Please set down all the lines beneath this one exactly, without the pictures.

— Start —

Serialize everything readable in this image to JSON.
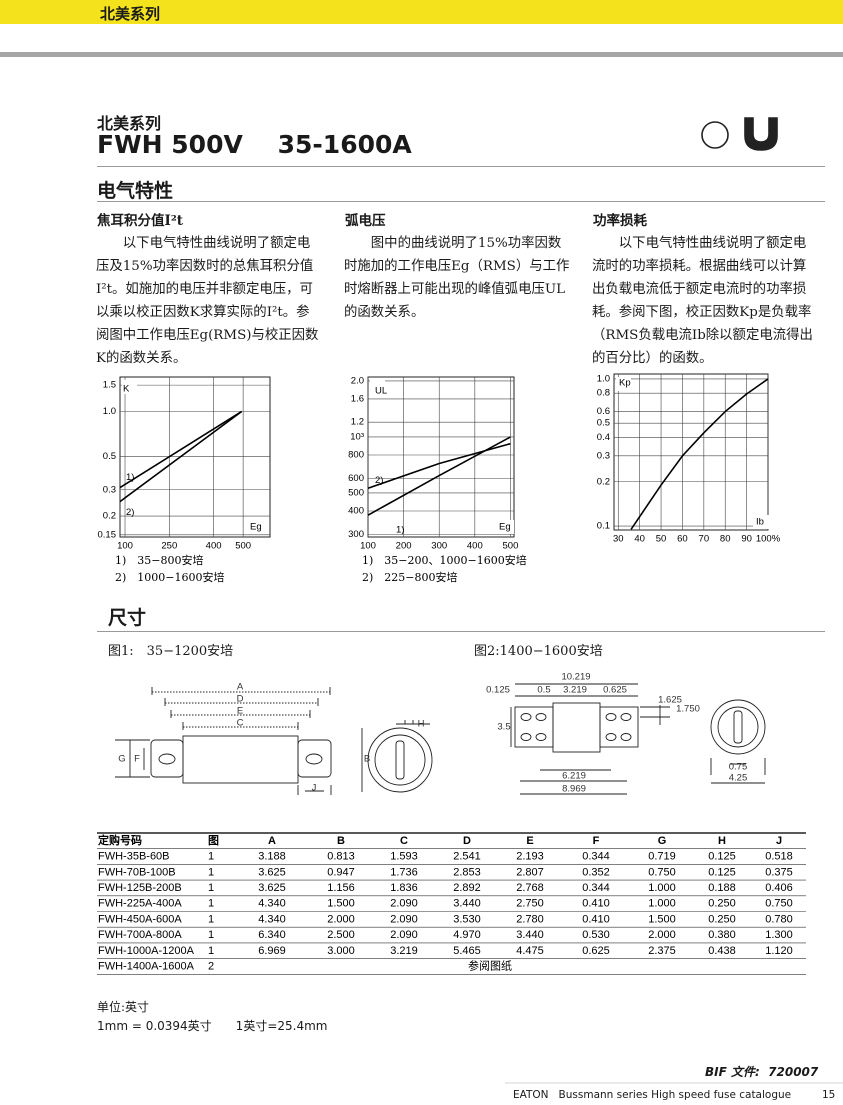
{
  "header_band": "北美系列",
  "product": {
    "family": "北美系列",
    "title": "FWH 500V    35-1600A"
  },
  "section_electrical": "电气特性",
  "columns": [
    {
      "heading": "焦耳积分值I²t",
      "text": "以下电气特性曲线说明了额定电压及15%功率因数时的总焦耳积分值I²t。如施加的电压并非额定电压，可以乘以校正因数K求算实际的I²t。参阅图中工作电压Eg(RMS)与校正因数K的函数关系。"
    },
    {
      "heading": "弧电压",
      "text": "图中的曲线说明了15%功率因数时施加的工作电压Eg（RMS）与工作时熔断器上可能出现的峰值弧电压UL的函数关系。"
    },
    {
      "heading": "功率损耗",
      "text": "以下电气特性曲线说明了额定电流时的功率损耗。根据曲线可以计算出负载电流低于额定电流时的功率损耗。参阅下图，校正因数Kp是负载率（RMS负载电流Ib除以额定电流得出的百分比）的函数。"
    }
  ],
  "charts": [
    {
      "type": "line",
      "x_scale": "linear",
      "y_scale": "log",
      "grid": true,
      "xlim": [
        83,
        591
      ],
      "ylim": [
        0.145,
        1.7
      ],
      "xticks": [
        100,
        250,
        400,
        500
      ],
      "yticks": [
        1.5,
        {
          "value": 1,
          "label": "1.0"
        },
        0.5,
        0.3,
        0.2,
        0.15
      ],
      "y_axis_label": "K",
      "x_axis_label": "Eg",
      "series": [
        {
          "name": "1)",
          "color": "#000000",
          "x": [
            83,
            495
          ],
          "values": [
            0.31,
            1
          ]
        },
        {
          "name": "2)",
          "color": "#000000",
          "x": [
            83,
            495
          ],
          "values": [
            0.25,
            1
          ]
        }
      ],
      "notes": [
        "1)　35−800安培",
        "2)　1000−1600安培"
      ]
    },
    {
      "type": "line",
      "x_scale": "linear",
      "y_scale": "log",
      "grid": true,
      "xlim": [
        100,
        510
      ],
      "ylim": [
        290,
        2100
      ],
      "xticks": [
        100,
        200,
        300,
        400,
        500
      ],
      "yticks": [
        {
          "value": 2000,
          "label": "2.0"
        },
        {
          "value": 1600,
          "label": "1.6"
        },
        {
          "value": 1200,
          "label": "1.2"
        },
        {
          "value": 1000,
          "label": "10³"
        },
        800,
        600,
        500,
        400,
        300
      ],
      "y_axis_label": "UL",
      "x_axis_label": "Eg",
      "series": [
        {
          "name": "1)",
          "color": "#000000",
          "x": [
            100,
            300,
            500
          ],
          "values": [
            380,
            620,
            1000
          ]
        },
        {
          "name": "2)",
          "color": "#000000",
          "x": [
            100,
            300,
            500
          ],
          "values": [
            530,
            720,
            920
          ]
        }
      ],
      "notes": [
        "1)　35−200、1000−1600安培",
        "2)　225−800安培"
      ]
    },
    {
      "type": "line",
      "x_scale": "linear",
      "y_scale": "log",
      "grid": true,
      "xlim": [
        28,
        100
      ],
      "ylim": [
        0.094,
        1.08
      ],
      "xticks": [
        30,
        40,
        50,
        60,
        70,
        80,
        90,
        {
          "value": 100,
          "label": "100%"
        }
      ],
      "yticks": [
        {
          "value": 1,
          "label": "1.0"
        },
        0.8,
        0.6,
        0.5,
        0.4,
        0.3,
        0.2,
        0.1
      ],
      "y_axis_label": "Kp",
      "x_axis_label": "Ib",
      "series": [
        {
          "name": "Kp",
          "color": "#000000",
          "x": [
            36,
            50,
            60,
            70,
            80,
            90,
            100
          ],
          "values": [
            0.095,
            0.19,
            0.3,
            0.43,
            0.6,
            0.79,
            1
          ]
        }
      ],
      "notes": []
    }
  ],
  "section_dimensions": "尺寸",
  "figures": [
    {
      "label": "图1:　35−1200安培",
      "letters": [
        "A",
        "D",
        "E",
        "C",
        "G",
        "F",
        "B",
        "H",
        "J"
      ]
    },
    {
      "label": "图2:1400−1600安培",
      "dims": [
        "10.219",
        "0.125",
        "0.5",
        "3.219",
        "0.625",
        "1.625",
        "1.750",
        "3.5",
        "6.219",
        "8.969",
        "0.75",
        "4.25"
      ]
    }
  ],
  "table": {
    "header": [
      "定购号码",
      "图",
      "A",
      "B",
      "C",
      "D",
      "E",
      "F",
      "G",
      "H",
      "J"
    ],
    "rows": [
      [
        "FWH-35B-60B",
        "1",
        "3.188",
        "0.813",
        "1.593",
        "2.541",
        "2.193",
        "0.344",
        "0.719",
        "0.125",
        "0.518"
      ],
      [
        "FWH-70B-100B",
        "1",
        "3.625",
        "0.947",
        "1.736",
        "2.853",
        "2.807",
        "0.352",
        "0.750",
        "0.125",
        "0.375"
      ],
      [
        "FWH-125B-200B",
        "1",
        "3.625",
        "1.156",
        "1.836",
        "2.892",
        "2.768",
        "0.344",
        "1.000",
        "0.188",
        "0.406"
      ],
      [
        "FWH-225A-400A",
        "1",
        "4.340",
        "1.500",
        "2.090",
        "3.440",
        "2.750",
        "0.410",
        "1.000",
        "0.250",
        "0.750"
      ],
      [
        "FWH-450A-600A",
        "1",
        "4.340",
        "2.000",
        "2.090",
        "3.530",
        "2.780",
        "0.410",
        "1.500",
        "0.250",
        "0.780"
      ],
      [
        "FWH-700A-800A",
        "1",
        "6.340",
        "2.500",
        "2.090",
        "4.970",
        "3.440",
        "0.530",
        "2.000",
        "0.380",
        "1.300"
      ],
      [
        "FWH-1000A-1200A",
        "1",
        "6.969",
        "3.000",
        "3.219",
        "5.465",
        "4.475",
        "0.625",
        "2.375",
        "0.438",
        "1.120"
      ],
      [
        "FWH-1400A-1600A",
        "2",
        "参阅图纸"
      ]
    ]
  },
  "units": [
    "单位:英寸",
    "1mm = 0.0394英寸　　1英寸=25.4mm"
  ],
  "footer": {
    "doc": "BIF 文件:  720007",
    "catalogue": "EATON   Bussmann series High speed fuse catalogue",
    "page": "15"
  }
}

— End —

** Output **
Serialize everything readable in this image to JSON.
{
  "header_band": "北美系列",
  "product": {
    "family": "北美系列",
    "title": "FWH 500V    35-1600A"
  },
  "section_electrical": "电气特性",
  "columns": [
    {
      "heading": "焦耳积分值I²t",
      "text": "以下电气特性曲线说明了额定电压及15%功率因数时的总焦耳积分值I²t。如施加的电压并非额定电压，可以乘以校正因数K求算实际的I²t。参阅图中工作电压Eg(RMS)与校正因数K的函数关系。"
    },
    {
      "heading": "弧电压",
      "text": "图中的曲线说明了15%功率因数时施加的工作电压Eg（RMS）与工作时熔断器上可能出现的峰值弧电压UL的函数关系。"
    },
    {
      "heading": "功率损耗",
      "text": "以下电气特性曲线说明了额定电流时的功率损耗。根据曲线可以计算出负载电流低于额定电流时的功率损耗。参阅下图，校正因数Kp是负载率（RMS负载电流Ib除以额定电流得出的百分比）的函数。"
    }
  ],
  "charts": [
    {
      "type": "line",
      "x_scale": "linear",
      "y_scale": "log",
      "grid": true,
      "xlim": [
        83,
        591
      ],
      "ylim": [
        0.145,
        1.7
      ],
      "xticks": [
        100,
        250,
        400,
        500
      ],
      "yticks": [
        1.5,
        {
          "value": 1,
          "label": "1.0"
        },
        0.5,
        0.3,
        0.2,
        0.15
      ],
      "y_axis_label": "K",
      "x_axis_label": "Eg",
      "series": [
        {
          "name": "1)",
          "color": "#000000",
          "x": [
            83,
            495
          ],
          "values": [
            0.31,
            1
          ]
        },
        {
          "name": "2)",
          "color": "#000000",
          "x": [
            83,
            495
          ],
          "values": [
            0.25,
            1
          ]
        }
      ],
      "notes": [
        "1)　35−800安培",
        "2)　1000−1600安培"
      ]
    },
    {
      "type": "line",
      "x_scale": "linear",
      "y_scale": "log",
      "grid": true,
      "xlim": [
        100,
        510
      ],
      "ylim": [
        290,
        2100
      ],
      "xticks": [
        100,
        200,
        300,
        400,
        500
      ],
      "yticks": [
        {
          "value": 2000,
          "label": "2.0"
        },
        {
          "value": 1600,
          "label": "1.6"
        },
        {
          "value": 1200,
          "label": "1.2"
        },
        {
          "value": 1000,
          "label": "10³"
        },
        800,
        600,
        500,
        400,
        300
      ],
      "y_axis_label": "UL",
      "x_axis_label": "Eg",
      "series": [
        {
          "name": "1)",
          "color": "#000000",
          "x": [
            100,
            300,
            500
          ],
          "values": [
            380,
            620,
            1000
          ]
        },
        {
          "name": "2)",
          "color": "#000000",
          "x": [
            100,
            300,
            500
          ],
          "values": [
            530,
            720,
            920
          ]
        }
      ],
      "notes": [
        "1)　35−200、1000−1600安培",
        "2)　225−800安培"
      ]
    },
    {
      "type": "line",
      "x_scale": "linear",
      "y_scale": "log",
      "grid": true,
      "xlim": [
        28,
        100
      ],
      "ylim": [
        0.094,
        1.08
      ],
      "xticks": [
        30,
        40,
        50,
        60,
        70,
        80,
        90,
        {
          "value": 100,
          "label": "100%"
        }
      ],
      "yticks": [
        {
          "value": 1,
          "label": "1.0"
        },
        0.8,
        0.6,
        0.5,
        0.4,
        0.3,
        0.2,
        0.1
      ],
      "y_axis_label": "Kp",
      "x_axis_label": "Ib",
      "series": [
        {
          "name": "Kp",
          "color": "#000000",
          "x": [
            36,
            50,
            60,
            70,
            80,
            90,
            100
          ],
          "values": [
            0.095,
            0.19,
            0.3,
            0.43,
            0.6,
            0.79,
            1
          ]
        }
      ],
      "notes": []
    }
  ],
  "section_dimensions": "尺寸",
  "figures": [
    {
      "label": "图1:　35−1200安培",
      "letters": [
        "A",
        "D",
        "E",
        "C",
        "G",
        "F",
        "B",
        "H",
        "J"
      ]
    },
    {
      "label": "图2:1400−1600安培",
      "dims": [
        "10.219",
        "0.125",
        "0.5",
        "3.219",
        "0.625",
        "1.625",
        "1.750",
        "3.5",
        "6.219",
        "8.969",
        "0.75",
        "4.25"
      ]
    }
  ],
  "table": {
    "header": [
      "定购号码",
      "图",
      "A",
      "B",
      "C",
      "D",
      "E",
      "F",
      "G",
      "H",
      "J"
    ],
    "rows": [
      [
        "FWH-35B-60B",
        "1",
        "3.188",
        "0.813",
        "1.593",
        "2.541",
        "2.193",
        "0.344",
        "0.719",
        "0.125",
        "0.518"
      ],
      [
        "FWH-70B-100B",
        "1",
        "3.625",
        "0.947",
        "1.736",
        "2.853",
        "2.807",
        "0.352",
        "0.750",
        "0.125",
        "0.375"
      ],
      [
        "FWH-125B-200B",
        "1",
        "3.625",
        "1.156",
        "1.836",
        "2.892",
        "2.768",
        "0.344",
        "1.000",
        "0.188",
        "0.406"
      ],
      [
        "FWH-225A-400A",
        "1",
        "4.340",
        "1.500",
        "2.090",
        "3.440",
        "2.750",
        "0.410",
        "1.000",
        "0.250",
        "0.750"
      ],
      [
        "FWH-450A-600A",
        "1",
        "4.340",
        "2.000",
        "2.090",
        "3.530",
        "2.780",
        "0.410",
        "1.500",
        "0.250",
        "0.780"
      ],
      [
        "FWH-700A-800A",
        "1",
        "6.340",
        "2.500",
        "2.090",
        "4.970",
        "3.440",
        "0.530",
        "2.000",
        "0.380",
        "1.300"
      ],
      [
        "FWH-1000A-1200A",
        "1",
        "6.969",
        "3.000",
        "3.219",
        "5.465",
        "4.475",
        "0.625",
        "2.375",
        "0.438",
        "1.120"
      ],
      [
        "FWH-1400A-1600A",
        "2",
        "参阅图纸"
      ]
    ]
  },
  "units": [
    "单位:英寸",
    "1mm = 0.0394英寸　　1英寸=25.4mm"
  ],
  "footer": {
    "doc": "BIF 文件:  720007",
    "catalogue": "EATON   Bussmann series High speed fuse catalogue",
    "page": "15"
  }
}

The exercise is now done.